* start *

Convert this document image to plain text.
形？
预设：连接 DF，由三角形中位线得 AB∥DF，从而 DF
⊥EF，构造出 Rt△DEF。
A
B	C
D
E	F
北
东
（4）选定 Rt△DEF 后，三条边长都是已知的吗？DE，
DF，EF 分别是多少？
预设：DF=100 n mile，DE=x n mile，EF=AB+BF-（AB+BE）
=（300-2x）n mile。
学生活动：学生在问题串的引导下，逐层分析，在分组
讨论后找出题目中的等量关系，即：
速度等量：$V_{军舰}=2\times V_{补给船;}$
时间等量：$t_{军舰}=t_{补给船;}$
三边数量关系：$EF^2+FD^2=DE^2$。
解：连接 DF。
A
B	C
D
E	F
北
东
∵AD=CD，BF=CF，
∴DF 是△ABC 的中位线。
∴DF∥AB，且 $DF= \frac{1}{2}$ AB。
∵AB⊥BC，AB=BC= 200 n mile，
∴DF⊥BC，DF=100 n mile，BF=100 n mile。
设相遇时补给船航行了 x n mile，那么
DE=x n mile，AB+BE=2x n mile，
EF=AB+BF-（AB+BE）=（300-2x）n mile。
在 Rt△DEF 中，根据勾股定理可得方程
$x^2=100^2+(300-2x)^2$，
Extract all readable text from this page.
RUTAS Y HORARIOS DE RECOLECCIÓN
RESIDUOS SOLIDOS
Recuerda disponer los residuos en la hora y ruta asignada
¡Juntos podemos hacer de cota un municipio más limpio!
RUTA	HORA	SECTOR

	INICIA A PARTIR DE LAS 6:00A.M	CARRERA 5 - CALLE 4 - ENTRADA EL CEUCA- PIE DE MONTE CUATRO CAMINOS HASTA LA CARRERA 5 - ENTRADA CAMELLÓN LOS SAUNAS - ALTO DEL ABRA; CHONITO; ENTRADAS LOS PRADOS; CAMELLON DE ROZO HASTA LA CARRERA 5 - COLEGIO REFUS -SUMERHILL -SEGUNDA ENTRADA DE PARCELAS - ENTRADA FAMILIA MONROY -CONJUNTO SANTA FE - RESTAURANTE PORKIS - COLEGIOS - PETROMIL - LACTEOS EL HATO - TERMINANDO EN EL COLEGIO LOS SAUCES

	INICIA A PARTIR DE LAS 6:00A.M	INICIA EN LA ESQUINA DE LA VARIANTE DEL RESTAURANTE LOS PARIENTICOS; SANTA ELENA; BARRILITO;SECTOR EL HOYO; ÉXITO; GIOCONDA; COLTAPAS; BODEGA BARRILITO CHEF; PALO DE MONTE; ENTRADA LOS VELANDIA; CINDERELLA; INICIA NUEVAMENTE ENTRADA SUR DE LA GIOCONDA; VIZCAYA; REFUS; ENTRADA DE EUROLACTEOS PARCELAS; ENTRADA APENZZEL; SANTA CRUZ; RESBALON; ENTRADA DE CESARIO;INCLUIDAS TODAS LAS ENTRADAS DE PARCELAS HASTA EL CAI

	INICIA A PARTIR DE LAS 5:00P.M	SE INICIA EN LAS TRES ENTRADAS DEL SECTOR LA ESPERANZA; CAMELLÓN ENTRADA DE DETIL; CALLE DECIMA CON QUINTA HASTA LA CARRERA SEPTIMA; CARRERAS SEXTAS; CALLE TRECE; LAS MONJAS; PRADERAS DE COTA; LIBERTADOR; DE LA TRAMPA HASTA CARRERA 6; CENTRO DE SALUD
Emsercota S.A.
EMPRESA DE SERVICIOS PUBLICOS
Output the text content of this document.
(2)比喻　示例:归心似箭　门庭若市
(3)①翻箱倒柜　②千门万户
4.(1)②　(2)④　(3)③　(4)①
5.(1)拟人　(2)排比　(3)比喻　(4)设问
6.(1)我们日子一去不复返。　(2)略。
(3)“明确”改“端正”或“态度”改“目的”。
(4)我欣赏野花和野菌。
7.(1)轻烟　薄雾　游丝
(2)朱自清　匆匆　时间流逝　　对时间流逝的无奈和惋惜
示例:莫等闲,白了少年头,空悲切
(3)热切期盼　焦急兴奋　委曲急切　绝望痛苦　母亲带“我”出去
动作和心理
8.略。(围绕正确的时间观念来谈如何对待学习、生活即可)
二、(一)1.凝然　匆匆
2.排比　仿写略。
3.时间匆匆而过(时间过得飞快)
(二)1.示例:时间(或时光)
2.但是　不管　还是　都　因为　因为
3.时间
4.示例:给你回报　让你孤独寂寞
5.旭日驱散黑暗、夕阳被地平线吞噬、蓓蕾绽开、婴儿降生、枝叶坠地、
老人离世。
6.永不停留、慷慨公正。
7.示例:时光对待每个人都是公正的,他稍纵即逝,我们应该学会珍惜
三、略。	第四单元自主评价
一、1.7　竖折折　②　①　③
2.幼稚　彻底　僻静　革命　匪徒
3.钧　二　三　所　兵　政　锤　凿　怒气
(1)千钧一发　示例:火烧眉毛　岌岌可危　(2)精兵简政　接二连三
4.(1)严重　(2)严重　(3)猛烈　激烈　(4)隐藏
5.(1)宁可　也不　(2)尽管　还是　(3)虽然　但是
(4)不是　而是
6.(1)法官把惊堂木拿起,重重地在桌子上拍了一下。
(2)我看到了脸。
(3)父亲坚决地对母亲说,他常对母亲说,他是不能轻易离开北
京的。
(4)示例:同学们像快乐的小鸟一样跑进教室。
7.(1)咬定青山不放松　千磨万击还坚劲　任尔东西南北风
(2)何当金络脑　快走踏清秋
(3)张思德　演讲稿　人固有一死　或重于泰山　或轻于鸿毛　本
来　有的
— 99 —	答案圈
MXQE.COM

* end *

→ GIVEN TASK
Exactly reproduce every line of the data above.

→ WRITTEN RESPONSE
Convert this document image to plain text.
形？
预设：连接 DF，由三角形中位线得 AB∥DF，从而 DF
⊥EF，构造出 Rt△DEF。
A
B	C
D
E	F
北
东
（4）选定 Rt△DEF 后，三条边长都是已知的吗？DE，
DF，EF 分别是多少？
预设：DF=100 n mile，DE=x n mile，EF=AB+BF-（AB+BE）
=（300-2x）n mile。
学生活动：学生在问题串的引导下，逐层分析，在分组
讨论后找出题目中的等量关系，即：
速度等量：$V_{军舰}=2\times V_{补给船;}$
时间等量：$t_{军舰}=t_{补给船;}$
三边数量关系：$EF^2+FD^2=DE^2$。
解：连接 DF。
A
B	C
D
E	F
北
东
∵AD=CD，BF=CF，
∴DF 是△ABC 的中位线。
∴DF∥AB，且 $DF= \frac{1}{2}$ AB。
∵AB⊥BC，AB=BC= 200 n mile，
∴DF⊥BC，DF=100 n mile，BF=100 n mile。
设相遇时补给船航行了 x n mile，那么
DE=x n mile，AB+BE=2x n mile，
EF=AB+BF-（AB+BE）=（300-2x）n mile。
在 Rt△DEF 中，根据勾股定理可得方程
$x^2=100^2+(300-2x)^2$，
Extract all readable text from this page.
RUTAS Y HORARIOS DE RECOLECCIÓN
RESIDUOS SOLIDOS
Recuerda disponer los residuos en la hora y ruta asignada
¡Juntos podemos hacer de cota un municipio más limpio!
RUTA	HORA	SECTOR

	INICIA A PARTIR DE LAS 6:00A.M	CARRERA 5 - CALLE 4 - ENTRADA EL CEUCA- PIE DE MONTE CUATRO CAMINOS HASTA LA CARRERA 5 - ENTRADA CAMELLÓN LOS SAUNAS - ALTO DEL ABRA; CHONITO; ENTRADAS LOS PRADOS; CAMELLON DE ROZO HASTA LA CARRERA 5 - COLEGIO REFUS -SUMERHILL -SEGUNDA ENTRADA DE PARCELAS - ENTRADA FAMILIA MONROY -CONJUNTO SANTA FE - RESTAURANTE PORKIS - COLEGIOS - PETROMIL - LACTEOS EL HATO - TERMINANDO EN EL COLEGIO LOS SAUCES

	INICIA A PARTIR DE LAS 6:00A.M	INICIA EN LA ESQUINA DE LA VARIANTE DEL RESTAURANTE LOS PARIENTICOS; SANTA ELENA; BARRILITO;SECTOR EL HOYO; ÉXITO; GIOCONDA; COLTAPAS; BODEGA BARRILITO CHEF; PALO DE MONTE; ENTRADA LOS VELANDIA; CINDERELLA; INICIA NUEVAMENTE ENTRADA SUR DE LA GIOCONDA; VIZCAYA; REFUS; ENTRADA DE EUROLACTEOS PARCELAS; ENTRADA APENZZEL; SANTA CRUZ; RESBALON; ENTRADA DE CESARIO;INCLUIDAS TODAS LAS ENTRADAS DE PARCELAS HASTA EL CAI

	INICIA A PARTIR DE LAS 5:00P.M	SE INICIA EN LAS TRES ENTRADAS DEL SECTOR LA ESPERANZA; CAMELLÓN ENTRADA DE DETIL; CALLE DECIMA CON QUINTA HASTA LA CARRERA SEPTIMA; CARRERAS SEXTAS; CALLE TRECE; LAS MONJAS; PRADERAS DE COTA; LIBERTADOR; DE LA TRAMPA HASTA CARRERA 6; CENTRO DE SALUD
Emsercota S.A.
EMPRESA DE SERVICIOS PUBLICOS
Output the text content of this document.
(2)比喻　示例:归心似箭　门庭若市
(3)①翻箱倒柜　②千门万户
4.(1)②　(2)④　(3)③　(4)①
5.(1)拟人　(2)排比　(3)比喻　(4)设问
6.(1)我们日子一去不复返。　(2)略。
(3)“明确”改“端正”或“态度”改“目的”。
(4)我欣赏野花和野菌。
7.(1)轻烟　薄雾　游丝
(2)朱自清　匆匆　时间流逝　　对时间流逝的无奈和惋惜
示例:莫等闲,白了少年头,空悲切
(3)热切期盼　焦急兴奋　委曲急切　绝望痛苦　母亲带“我”出去
动作和心理
8.略。(围绕正确的时间观念来谈如何对待学习、生活即可)
二、(一)1.凝然　匆匆
2.排比　仿写略。
3.时间匆匆而过(时间过得飞快)
(二)1.示例:时间(或时光)
2.但是　不管　还是　都　因为　因为
3.时间
4.示例:给你回报　让你孤独寂寞
5.旭日驱散黑暗、夕阳被地平线吞噬、蓓蕾绽开、婴儿降生、枝叶坠地、
老人离世。
6.永不停留、慷慨公正。
7.示例:时光对待每个人都是公正的,他稍纵即逝,我们应该学会珍惜
三、略。	第四单元自主评价
一、1.7　竖折折　②　①　③
2.幼稚　彻底　僻静　革命　匪徒
3.钧　二　三　所　兵　政　锤　凿　怒气
(1)千钧一发　示例:火烧眉毛　岌岌可危　(2)精兵简政　接二连三
4.(1)严重　(2)严重　(3)猛烈　激烈　(4)隐藏
5.(1)宁可　也不　(2)尽管　还是　(3)虽然　但是
(4)不是　而是
6.(1)法官把惊堂木拿起,重重地在桌子上拍了一下。
(2)我看到了脸。
(3)父亲坚决地对母亲说,他常对母亲说,他是不能轻易离开北
京的。
(4)示例:同学们像快乐的小鸟一样跑进教室。
7.(1)咬定青山不放松　千磨万击还坚劲　任尔东西南北风
(2)何当金络脑　快走踏清秋
(3)张思德　演讲稿　人固有一死　或重于泰山　或轻于鸿毛　本
来　有的
— 99 —	答案圈
MXQE.COM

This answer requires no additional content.